▶ **EXERCISE AIM**
Repeat everything in the material exactly.

— start PROVIDED RECORDS —

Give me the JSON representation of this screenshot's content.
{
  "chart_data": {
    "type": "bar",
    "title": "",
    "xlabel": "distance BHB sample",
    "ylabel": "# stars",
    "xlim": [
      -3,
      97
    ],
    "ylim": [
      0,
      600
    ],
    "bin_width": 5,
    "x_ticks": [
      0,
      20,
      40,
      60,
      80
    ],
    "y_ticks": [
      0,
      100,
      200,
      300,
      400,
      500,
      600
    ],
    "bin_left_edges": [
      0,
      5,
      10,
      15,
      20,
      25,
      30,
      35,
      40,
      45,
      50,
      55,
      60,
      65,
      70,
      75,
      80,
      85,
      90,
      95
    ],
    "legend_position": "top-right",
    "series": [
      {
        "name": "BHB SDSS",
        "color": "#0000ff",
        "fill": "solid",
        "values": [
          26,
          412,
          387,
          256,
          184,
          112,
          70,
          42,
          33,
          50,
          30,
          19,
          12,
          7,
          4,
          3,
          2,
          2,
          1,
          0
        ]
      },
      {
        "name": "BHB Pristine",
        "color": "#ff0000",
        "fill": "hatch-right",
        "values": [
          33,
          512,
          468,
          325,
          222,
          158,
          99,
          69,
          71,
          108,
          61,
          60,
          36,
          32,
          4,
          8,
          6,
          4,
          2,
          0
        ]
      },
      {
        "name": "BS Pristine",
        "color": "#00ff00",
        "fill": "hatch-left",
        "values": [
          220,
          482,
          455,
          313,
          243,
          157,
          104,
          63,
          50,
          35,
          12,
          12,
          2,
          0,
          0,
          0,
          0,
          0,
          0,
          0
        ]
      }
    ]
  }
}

— end PROVIDED RECORDS —

▶ **WRITTEN SOLUTION**
Give me the JSON representation of this screenshot's content.
{
  "chart_data": {
    "type": "bar",
    "title": "",
    "xlabel": "distance BHB sample",
    "ylabel": "# stars",
    "xlim": [
      -3,
      97
    ],
    "ylim": [
      0,
      600
    ],
    "bin_width": 5,
    "x_ticks": [
      0,
      20,
      40,
      60,
      80
    ],
    "y_ticks": [
      0,
      100,
      200,
      300,
      400,
      500,
      600
    ],
    "bin_left_edges": [
      0,
      5,
      10,
      15,
      20,
      25,
      30,
      35,
      40,
      45,
      50,
      55,
      60,
      65,
      70,
      75,
      80,
      85,
      90,
      95
    ],
    "legend_position": "top-right",
    "series": [
      {
        "name": "BHB SDSS",
        "color": "#0000ff",
        "fill": "solid",
        "values": [
          26,
          412,
          387,
          256,
          184,
          112,
          70,
          42,
          33,
          50,
          30,
          19,
          12,
          7,
          4,
          3,
          2,
          2,
          1,
          0
        ]
      },
      {
        "name": "BHB Pristine",
        "color": "#ff0000",
        "fill": "hatch-right",
        "values": [
          33,
          512,
          468,
          325,
          222,
          158,
          99,
          69,
          71,
          108,
          61,
          60,
          36,
          32,
          4,
          8,
          6,
          4,
          2,
          0
        ]
      },
      {
        "name": "BS Pristine",
        "color": "#00ff00",
        "fill": "hatch-left",
        "values": [
          220,
          482,
          455,
          313,
          243,
          157,
          104,
          63,
          50,
          35,
          12,
          12,
          2,
          0,
          0,
          0,
          0,
          0,
          0,
          0
        ]
      }
    ]
  }
}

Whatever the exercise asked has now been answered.